TASK GOAL
Reproduce all the entries exactly.

DATA SUPPLIED
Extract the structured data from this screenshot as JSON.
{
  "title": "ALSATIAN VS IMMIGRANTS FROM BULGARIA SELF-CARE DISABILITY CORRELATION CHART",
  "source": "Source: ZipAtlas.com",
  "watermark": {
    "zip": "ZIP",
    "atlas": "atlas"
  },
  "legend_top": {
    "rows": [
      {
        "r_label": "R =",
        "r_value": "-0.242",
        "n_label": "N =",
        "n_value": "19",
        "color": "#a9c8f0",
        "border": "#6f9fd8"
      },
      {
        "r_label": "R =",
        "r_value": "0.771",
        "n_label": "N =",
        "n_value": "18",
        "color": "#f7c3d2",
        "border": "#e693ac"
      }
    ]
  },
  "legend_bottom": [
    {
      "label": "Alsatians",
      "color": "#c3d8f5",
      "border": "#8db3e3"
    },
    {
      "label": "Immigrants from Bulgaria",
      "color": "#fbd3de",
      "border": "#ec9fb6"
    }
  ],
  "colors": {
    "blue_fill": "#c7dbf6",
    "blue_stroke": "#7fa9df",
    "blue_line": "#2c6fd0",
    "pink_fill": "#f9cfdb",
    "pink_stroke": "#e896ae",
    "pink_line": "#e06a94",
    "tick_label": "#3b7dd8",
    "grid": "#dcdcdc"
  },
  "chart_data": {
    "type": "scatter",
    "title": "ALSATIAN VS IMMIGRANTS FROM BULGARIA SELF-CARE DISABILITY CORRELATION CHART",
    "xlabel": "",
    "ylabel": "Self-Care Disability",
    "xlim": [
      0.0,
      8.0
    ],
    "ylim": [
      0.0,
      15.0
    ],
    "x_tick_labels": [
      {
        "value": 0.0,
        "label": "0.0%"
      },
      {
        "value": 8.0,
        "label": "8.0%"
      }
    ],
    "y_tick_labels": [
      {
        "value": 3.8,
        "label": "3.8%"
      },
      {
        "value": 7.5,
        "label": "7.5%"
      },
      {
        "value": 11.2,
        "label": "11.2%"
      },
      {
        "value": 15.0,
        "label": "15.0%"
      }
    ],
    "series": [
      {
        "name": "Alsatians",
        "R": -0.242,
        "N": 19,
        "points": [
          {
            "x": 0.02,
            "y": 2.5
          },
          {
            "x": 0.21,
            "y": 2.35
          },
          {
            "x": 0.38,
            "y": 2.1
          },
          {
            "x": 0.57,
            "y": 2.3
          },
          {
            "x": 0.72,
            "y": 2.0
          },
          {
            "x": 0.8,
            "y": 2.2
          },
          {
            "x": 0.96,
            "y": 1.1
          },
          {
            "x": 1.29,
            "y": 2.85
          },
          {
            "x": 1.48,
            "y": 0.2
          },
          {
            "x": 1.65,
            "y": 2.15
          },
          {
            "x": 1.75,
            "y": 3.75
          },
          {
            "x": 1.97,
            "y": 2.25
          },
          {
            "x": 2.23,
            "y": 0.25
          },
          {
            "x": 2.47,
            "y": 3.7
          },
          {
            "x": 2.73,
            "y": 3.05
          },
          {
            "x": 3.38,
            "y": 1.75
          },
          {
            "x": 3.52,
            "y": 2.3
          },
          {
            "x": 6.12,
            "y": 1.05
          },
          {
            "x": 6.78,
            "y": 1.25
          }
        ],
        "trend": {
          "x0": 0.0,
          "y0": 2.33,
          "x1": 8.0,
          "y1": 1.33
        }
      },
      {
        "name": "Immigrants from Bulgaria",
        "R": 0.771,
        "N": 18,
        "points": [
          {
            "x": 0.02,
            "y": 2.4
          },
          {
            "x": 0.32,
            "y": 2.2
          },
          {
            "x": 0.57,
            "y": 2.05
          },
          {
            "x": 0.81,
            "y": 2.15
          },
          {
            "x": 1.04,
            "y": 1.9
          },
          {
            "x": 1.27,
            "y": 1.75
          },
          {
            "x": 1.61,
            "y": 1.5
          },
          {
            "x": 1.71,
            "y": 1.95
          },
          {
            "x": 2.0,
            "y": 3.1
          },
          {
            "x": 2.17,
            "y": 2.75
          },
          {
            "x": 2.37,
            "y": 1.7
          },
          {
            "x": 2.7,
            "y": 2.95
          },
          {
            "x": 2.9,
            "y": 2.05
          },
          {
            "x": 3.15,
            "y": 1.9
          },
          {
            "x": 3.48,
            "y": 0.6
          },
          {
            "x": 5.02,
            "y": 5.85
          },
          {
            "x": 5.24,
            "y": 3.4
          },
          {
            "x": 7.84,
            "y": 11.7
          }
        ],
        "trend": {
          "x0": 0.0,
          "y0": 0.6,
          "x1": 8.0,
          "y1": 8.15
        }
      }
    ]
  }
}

TASK SOLUTION
Extract the structured data from this screenshot as JSON.
{
  "title": "ALSATIAN VS IMMIGRANTS FROM BULGARIA SELF-CARE DISABILITY CORRELATION CHART",
  "source": "Source: ZipAtlas.com",
  "watermark": {
    "zip": "ZIP",
    "atlas": "atlas"
  },
  "legend_top": {
    "rows": [
      {
        "r_label": "R =",
        "r_value": "-0.242",
        "n_label": "N =",
        "n_value": "19",
        "color": "#a9c8f0",
        "border": "#6f9fd8"
      },
      {
        "r_label": "R =",
        "r_value": "0.771",
        "n_label": "N =",
        "n_value": "18",
        "color": "#f7c3d2",
        "border": "#e693ac"
      }
    ]
  },
  "legend_bottom": [
    {
      "label": "Alsatians",
      "color": "#c3d8f5",
      "border": "#8db3e3"
    },
    {
      "label": "Immigrants from Bulgaria",
      "color": "#fbd3de",
      "border": "#ec9fb6"
    }
  ],
  "colors": {
    "blue_fill": "#c7dbf6",
    "blue_stroke": "#7fa9df",
    "blue_line": "#2c6fd0",
    "pink_fill": "#f9cfdb",
    "pink_stroke": "#e896ae",
    "pink_line": "#e06a94",
    "tick_label": "#3b7dd8",
    "grid": "#dcdcdc"
  },
  "chart_data": {
    "type": "scatter",
    "title": "ALSATIAN VS IMMIGRANTS FROM BULGARIA SELF-CARE DISABILITY CORRELATION CHART",
    "xlabel": "",
    "ylabel": "Self-Care Disability",
    "xlim": [
      0.0,
      8.0
    ],
    "ylim": [
      0.0,
      15.0
    ],
    "x_tick_labels": [
      {
        "value": 0.0,
        "label": "0.0%"
      },
      {
        "value": 8.0,
        "label": "8.0%"
      }
    ],
    "y_tick_labels": [
      {
        "value": 3.8,
        "label": "3.8%"
      },
      {
        "value": 7.5,
        "label": "7.5%"
      },
      {
        "value": 11.2,
        "label": "11.2%"
      },
      {
        "value": 15.0,
        "label": "15.0%"
      }
    ],
    "series": [
      {
        "name": "Alsatians",
        "R": -0.242,
        "N": 19,
        "points": [
          {
            "x": 0.02,
            "y": 2.5
          },
          {
            "x": 0.21,
            "y": 2.35
          },
          {
            "x": 0.38,
            "y": 2.1
          },
          {
            "x": 0.57,
            "y": 2.3
          },
          {
            "x": 0.72,
            "y": 2.0
          },
          {
            "x": 0.8,
            "y": 2.2
          },
          {
            "x": 0.96,
            "y": 1.1
          },
          {
            "x": 1.29,
            "y": 2.85
          },
          {
            "x": 1.48,
            "y": 0.2
          },
          {
            "x": 1.65,
            "y": 2.15
          },
          {
            "x": 1.75,
            "y": 3.75
          },
          {
            "x": 1.97,
            "y": 2.25
          },
          {
            "x": 2.23,
            "y": 0.25
          },
          {
            "x": 2.47,
            "y": 3.7
          },
          {
            "x": 2.73,
            "y": 3.05
          },
          {
            "x": 3.38,
            "y": 1.75
          },
          {
            "x": 3.52,
            "y": 2.3
          },
          {
            "x": 6.12,
            "y": 1.05
          },
          {
            "x": 6.78,
            "y": 1.25
          }
        ],
        "trend": {
          "x0": 0.0,
          "y0": 2.33,
          "x1": 8.0,
          "y1": 1.33
        }
      },
      {
        "name": "Immigrants from Bulgaria",
        "R": 0.771,
        "N": 18,
        "points": [
          {
            "x": 0.02,
            "y": 2.4
          },
          {
            "x": 0.32,
            "y": 2.2
          },
          {
            "x": 0.57,
            "y": 2.05
          },
          {
            "x": 0.81,
            "y": 2.15
          },
          {
            "x": 1.04,
            "y": 1.9
          },
          {
            "x": 1.27,
            "y": 1.75
          },
          {
            "x": 1.61,
            "y": 1.5
          },
          {
            "x": 1.71,
            "y": 1.95
          },
          {
            "x": 2.0,
            "y": 3.1
          },
          {
            "x": 2.17,
            "y": 2.75
          },
          {
            "x": 2.37,
            "y": 1.7
          },
          {
            "x": 2.7,
            "y": 2.95
          },
          {
            "x": 2.9,
            "y": 2.05
          },
          {
            "x": 3.15,
            "y": 1.9
          },
          {
            "x": 3.48,
            "y": 0.6
          },
          {
            "x": 5.02,
            "y": 5.85
          },
          {
            "x": 5.24,
            "y": 3.4
          },
          {
            "x": 7.84,
            "y": 11.7
          }
        ],
        "trend": {
          "x0": 0.0,
          "y0": 0.6,
          "x1": 8.0,
          "y1": 8.15
        }
      }
    ]
  }
}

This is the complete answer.